[START OF DATASET]

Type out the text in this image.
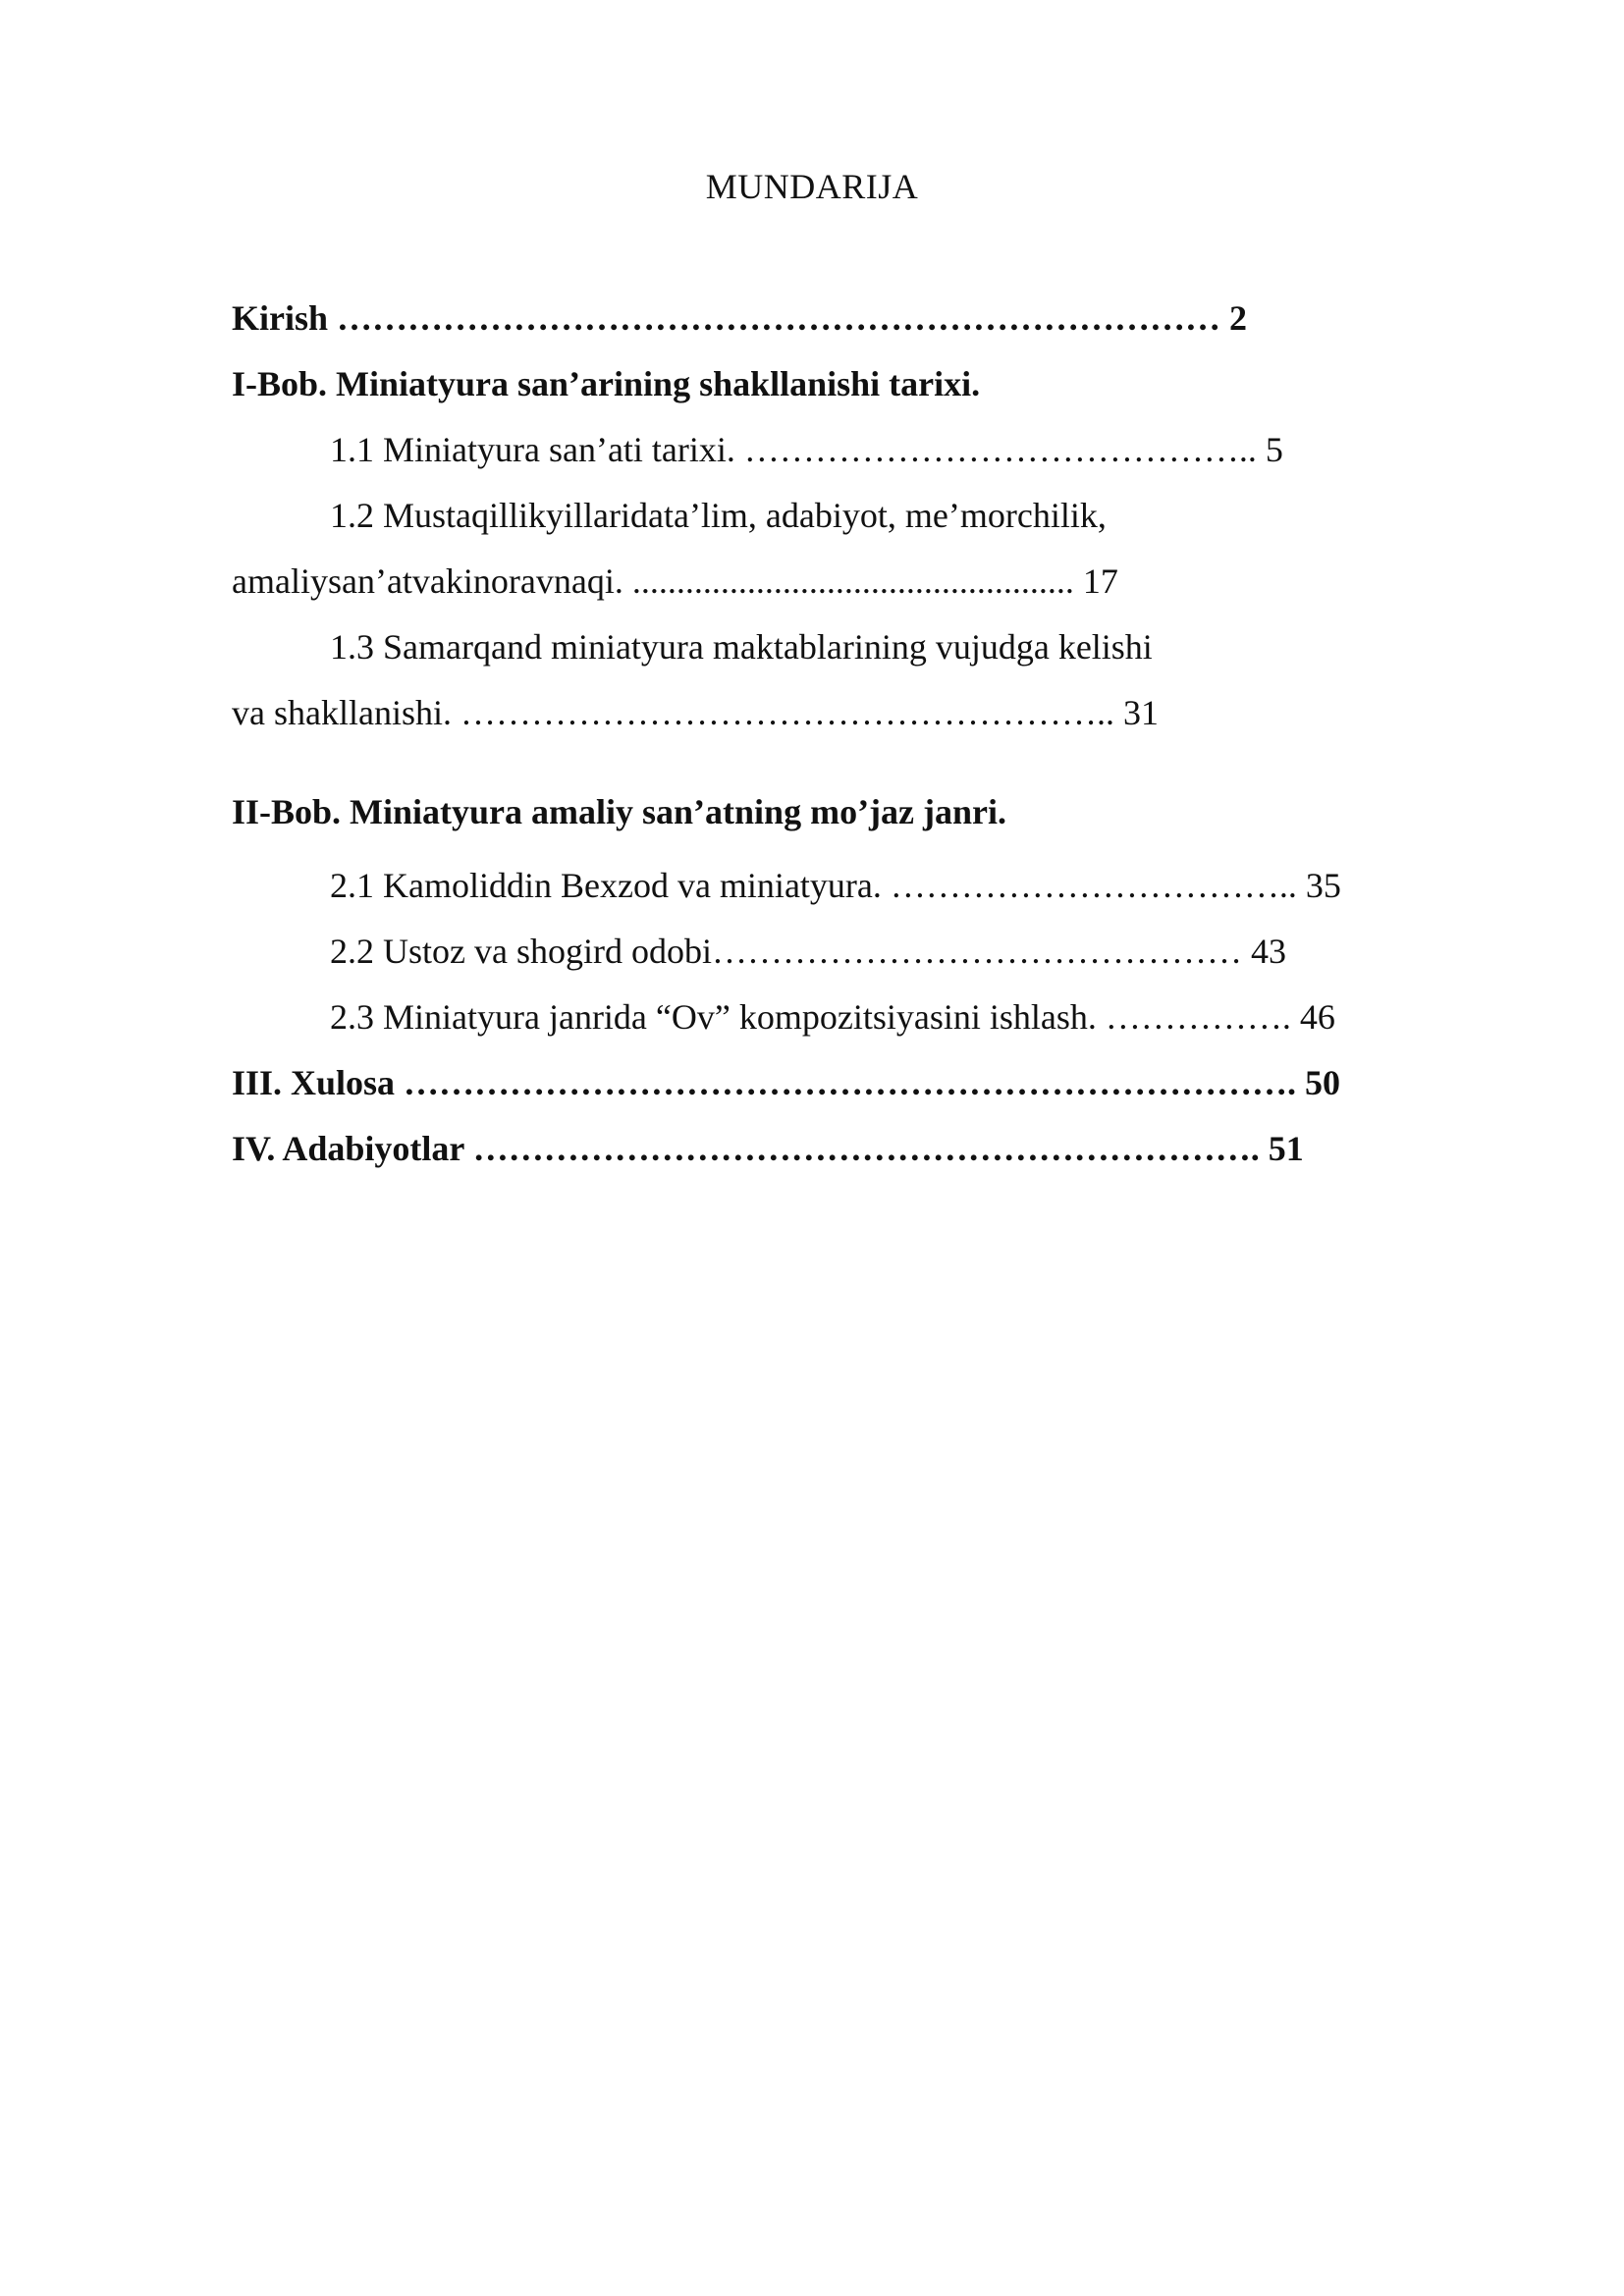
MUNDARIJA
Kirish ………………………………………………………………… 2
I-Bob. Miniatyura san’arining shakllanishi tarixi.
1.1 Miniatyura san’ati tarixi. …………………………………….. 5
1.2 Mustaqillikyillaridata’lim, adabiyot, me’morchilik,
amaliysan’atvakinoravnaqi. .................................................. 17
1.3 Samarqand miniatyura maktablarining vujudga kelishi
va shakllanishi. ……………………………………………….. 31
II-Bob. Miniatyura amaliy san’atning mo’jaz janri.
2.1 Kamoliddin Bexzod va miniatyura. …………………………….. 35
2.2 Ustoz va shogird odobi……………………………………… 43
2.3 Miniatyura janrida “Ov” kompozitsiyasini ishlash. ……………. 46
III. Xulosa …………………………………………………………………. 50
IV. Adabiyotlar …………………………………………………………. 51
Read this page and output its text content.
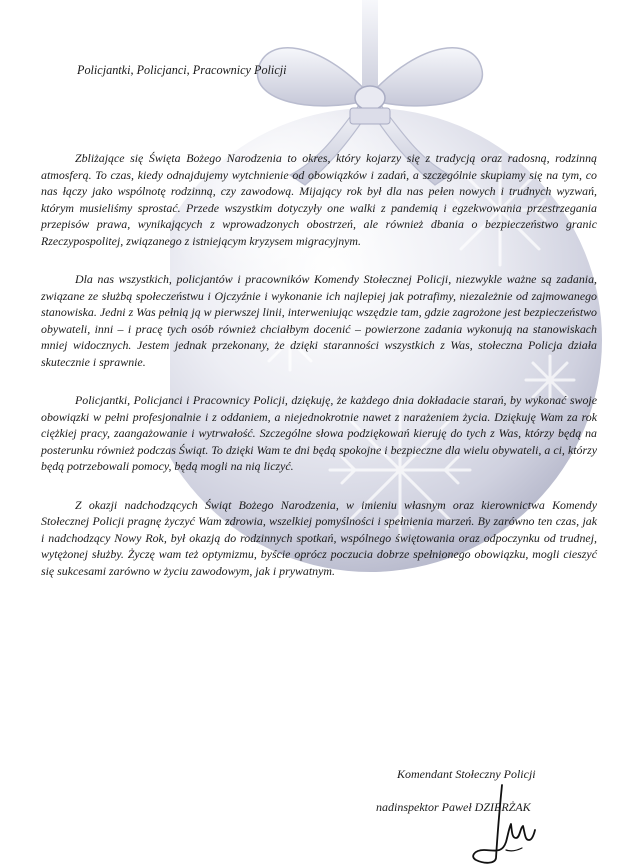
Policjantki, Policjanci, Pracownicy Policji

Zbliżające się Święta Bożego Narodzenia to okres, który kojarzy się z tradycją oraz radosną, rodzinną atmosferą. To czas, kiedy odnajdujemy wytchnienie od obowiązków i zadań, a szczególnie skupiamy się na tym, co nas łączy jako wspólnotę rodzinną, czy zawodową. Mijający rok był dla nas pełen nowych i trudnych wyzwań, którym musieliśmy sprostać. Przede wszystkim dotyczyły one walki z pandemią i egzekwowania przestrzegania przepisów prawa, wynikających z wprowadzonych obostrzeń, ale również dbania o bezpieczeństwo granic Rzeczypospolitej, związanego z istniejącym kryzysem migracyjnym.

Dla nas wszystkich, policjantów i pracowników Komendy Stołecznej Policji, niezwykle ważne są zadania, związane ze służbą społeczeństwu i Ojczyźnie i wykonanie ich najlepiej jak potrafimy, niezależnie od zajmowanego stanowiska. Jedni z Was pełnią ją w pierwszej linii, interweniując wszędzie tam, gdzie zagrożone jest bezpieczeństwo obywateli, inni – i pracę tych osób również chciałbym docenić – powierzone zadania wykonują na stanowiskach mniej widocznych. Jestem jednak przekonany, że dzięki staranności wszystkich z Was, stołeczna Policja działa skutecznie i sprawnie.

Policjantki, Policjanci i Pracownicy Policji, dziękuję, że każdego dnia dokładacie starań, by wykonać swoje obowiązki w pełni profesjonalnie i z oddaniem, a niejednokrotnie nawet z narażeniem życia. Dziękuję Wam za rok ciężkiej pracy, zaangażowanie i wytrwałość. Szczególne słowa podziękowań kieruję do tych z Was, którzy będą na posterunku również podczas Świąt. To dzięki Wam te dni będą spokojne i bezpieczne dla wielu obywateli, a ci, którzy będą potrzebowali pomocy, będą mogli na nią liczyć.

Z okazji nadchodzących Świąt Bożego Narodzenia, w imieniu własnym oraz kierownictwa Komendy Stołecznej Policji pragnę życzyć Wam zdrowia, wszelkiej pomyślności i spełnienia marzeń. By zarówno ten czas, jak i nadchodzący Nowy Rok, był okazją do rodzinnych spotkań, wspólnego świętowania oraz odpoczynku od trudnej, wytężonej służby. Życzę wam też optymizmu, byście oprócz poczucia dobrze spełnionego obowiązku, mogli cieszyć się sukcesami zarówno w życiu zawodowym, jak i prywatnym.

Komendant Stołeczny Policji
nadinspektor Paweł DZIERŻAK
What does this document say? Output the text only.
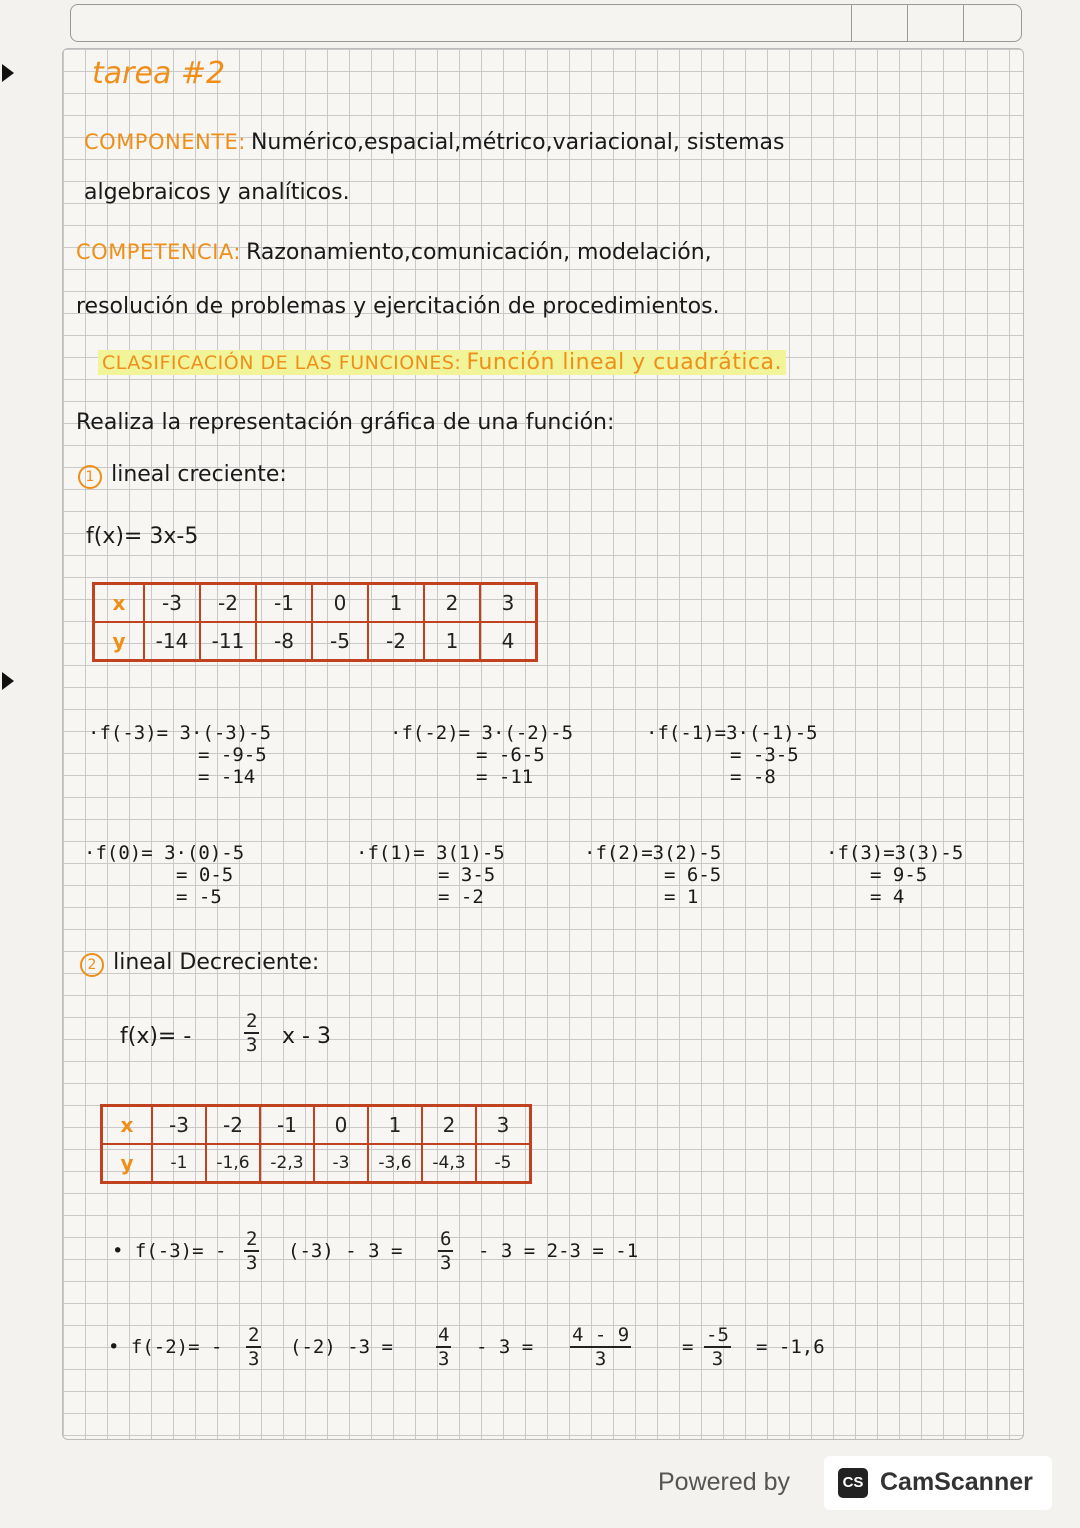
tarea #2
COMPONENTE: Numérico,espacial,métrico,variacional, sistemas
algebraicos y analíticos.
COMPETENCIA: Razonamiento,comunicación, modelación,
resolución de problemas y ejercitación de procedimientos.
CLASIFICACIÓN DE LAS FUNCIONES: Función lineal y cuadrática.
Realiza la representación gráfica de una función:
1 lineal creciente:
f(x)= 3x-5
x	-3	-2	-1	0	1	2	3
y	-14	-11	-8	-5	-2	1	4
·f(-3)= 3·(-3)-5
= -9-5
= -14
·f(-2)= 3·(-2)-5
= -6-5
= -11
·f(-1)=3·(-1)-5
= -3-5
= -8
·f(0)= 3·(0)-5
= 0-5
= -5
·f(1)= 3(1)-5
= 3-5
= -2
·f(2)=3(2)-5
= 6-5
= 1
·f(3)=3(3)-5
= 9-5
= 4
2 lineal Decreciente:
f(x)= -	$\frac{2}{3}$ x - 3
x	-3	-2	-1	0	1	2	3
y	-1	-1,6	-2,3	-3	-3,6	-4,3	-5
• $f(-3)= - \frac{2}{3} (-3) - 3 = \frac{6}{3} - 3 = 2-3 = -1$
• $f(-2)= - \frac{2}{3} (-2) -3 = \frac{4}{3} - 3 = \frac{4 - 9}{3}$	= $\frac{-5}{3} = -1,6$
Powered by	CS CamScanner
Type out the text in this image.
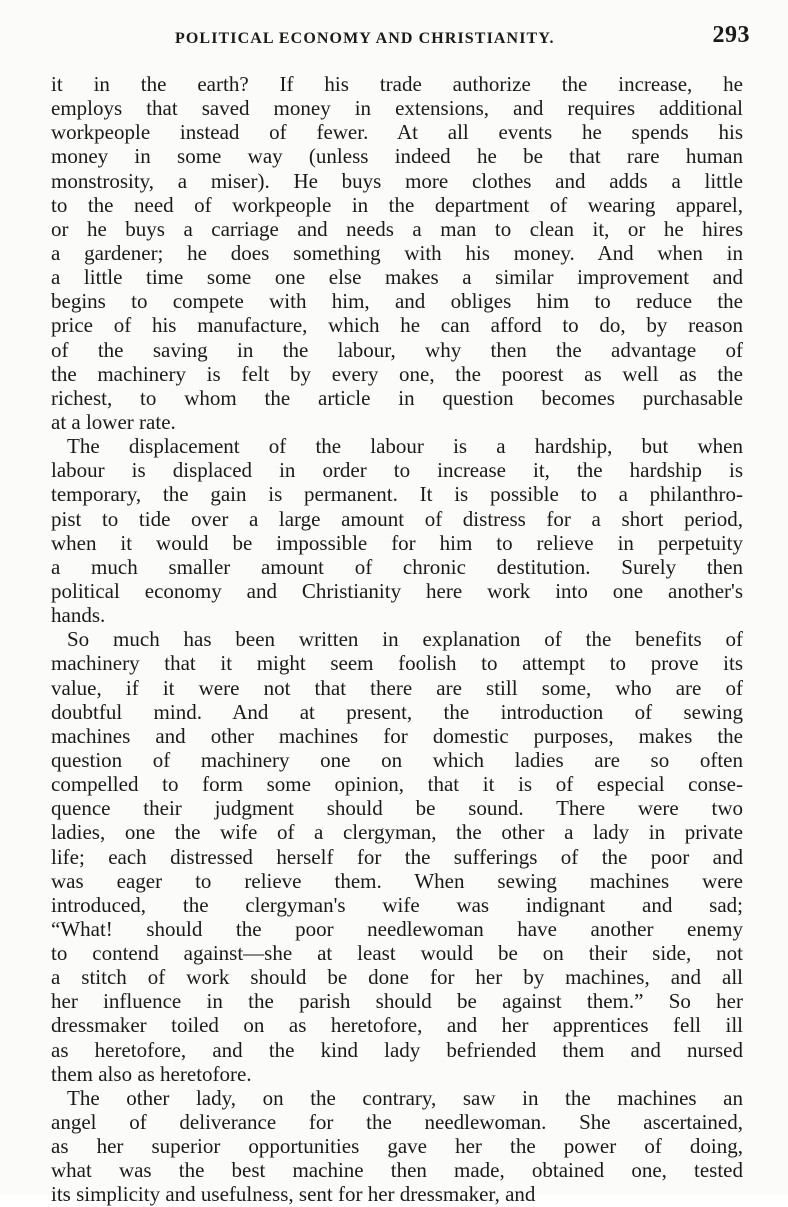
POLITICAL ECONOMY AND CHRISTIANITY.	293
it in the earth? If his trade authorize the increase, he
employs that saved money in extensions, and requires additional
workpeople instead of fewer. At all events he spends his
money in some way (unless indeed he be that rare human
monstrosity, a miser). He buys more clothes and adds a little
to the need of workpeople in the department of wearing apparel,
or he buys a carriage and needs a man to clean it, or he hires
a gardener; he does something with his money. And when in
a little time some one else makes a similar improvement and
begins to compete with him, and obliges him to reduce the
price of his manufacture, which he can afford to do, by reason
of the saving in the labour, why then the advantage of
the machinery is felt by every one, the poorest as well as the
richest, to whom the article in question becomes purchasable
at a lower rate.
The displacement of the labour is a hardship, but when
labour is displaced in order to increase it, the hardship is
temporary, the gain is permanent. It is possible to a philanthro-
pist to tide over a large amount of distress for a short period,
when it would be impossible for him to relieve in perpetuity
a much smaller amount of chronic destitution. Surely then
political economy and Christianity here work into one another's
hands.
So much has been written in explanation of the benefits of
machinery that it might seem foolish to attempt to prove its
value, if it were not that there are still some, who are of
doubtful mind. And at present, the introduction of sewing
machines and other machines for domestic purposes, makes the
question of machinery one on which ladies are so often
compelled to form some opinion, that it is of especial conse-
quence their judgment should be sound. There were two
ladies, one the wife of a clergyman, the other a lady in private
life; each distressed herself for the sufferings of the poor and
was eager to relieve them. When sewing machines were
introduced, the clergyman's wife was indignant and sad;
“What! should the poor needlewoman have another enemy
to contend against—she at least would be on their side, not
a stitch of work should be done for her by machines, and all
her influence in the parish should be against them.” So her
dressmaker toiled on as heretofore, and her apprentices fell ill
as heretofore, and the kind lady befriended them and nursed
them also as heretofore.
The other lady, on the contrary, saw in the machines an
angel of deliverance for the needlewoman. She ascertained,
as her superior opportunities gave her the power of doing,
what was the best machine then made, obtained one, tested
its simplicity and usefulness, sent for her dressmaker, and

[END OF DATASET]

» AIM OF THE TASK
Using the entries above, return each line that includes the word "Bożego".

» ANSWER BELOW
Zbliżające się Święta Bożego Narodzenia to okres, który kojarzy się z tradycją oraz radosną, rodzinną atmosferą. To czas, kiedy odnajdujemy wytchnienie od obowiązków i zadań, a szczególnie skupiamy się na tym, co nas łączy jako wspólnotę rodzinną, czy zawodową. Mijający rok był dla nas pełen nowych i trudnych wyzwań, którym musieliśmy sprostać. Przede wszystkim dotyczyły one walki z pandemią i egzekwowania przestrzegania przepisów prawa, wynikających z wprowadzonych obostrzeń, ale również dbania o bezpieczeństwo granic Rzeczypospolitej, związanego z istniejącym kryzysem migracyjnym.
Z okazji nadchodzących Świąt Bożego Narodzenia, w imieniu własnym oraz kierownictwa Komendy Stołecznej Policji pragnę życzyć Wam zdrowia, wszelkiej pomyślności i spełnienia marzeń. By zarówno ten czas, jak i nadchodzący Nowy Rok, był okazją do rodzinnych spotkań, wspólnego świętowania oraz odpoczynku od trudnej, wytężonej służby. Życzę wam też optymizmu, byście oprócz poczucia dobrze spełnionego obowiązku, mogli cieszyć się sukcesami zarówno w życiu zawodowym, jak i prywatnym.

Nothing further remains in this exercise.